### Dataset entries

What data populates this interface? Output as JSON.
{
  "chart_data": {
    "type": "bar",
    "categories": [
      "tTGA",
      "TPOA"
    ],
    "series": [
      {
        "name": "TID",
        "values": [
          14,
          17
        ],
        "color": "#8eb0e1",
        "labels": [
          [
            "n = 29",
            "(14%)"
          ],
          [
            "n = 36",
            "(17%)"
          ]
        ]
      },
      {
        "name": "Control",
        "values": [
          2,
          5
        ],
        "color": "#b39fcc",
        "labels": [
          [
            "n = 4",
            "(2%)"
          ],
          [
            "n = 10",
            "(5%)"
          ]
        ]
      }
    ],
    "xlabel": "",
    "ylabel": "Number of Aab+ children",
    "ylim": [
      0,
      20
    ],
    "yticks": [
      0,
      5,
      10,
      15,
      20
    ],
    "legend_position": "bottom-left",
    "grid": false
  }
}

### DIRECTIONS FOR THIS TASK
Exactly reproduce the material above.

### RESPONSE
What data populates this interface? Output as JSON.
{
  "chart_data": {
    "type": "bar",
    "categories": [
      "tTGA",
      "TPOA"
    ],
    "series": [
      {
        "name": "TID",
        "values": [
          14,
          17
        ],
        "color": "#8eb0e1",
        "labels": [
          [
            "n = 29",
            "(14%)"
          ],
          [
            "n = 36",
            "(17%)"
          ]
        ]
      },
      {
        "name": "Control",
        "values": [
          2,
          5
        ],
        "color": "#b39fcc",
        "labels": [
          [
            "n = 4",
            "(2%)"
          ],
          [
            "n = 10",
            "(5%)"
          ]
        ]
      }
    ],
    "xlabel": "",
    "ylabel": "Number of Aab+ children",
    "ylim": [
      0,
      20
    ],
    "yticks": [
      0,
      5,
      10,
      15,
      20
    ],
    "legend_position": "bottom-left",
    "grid": false
  }
}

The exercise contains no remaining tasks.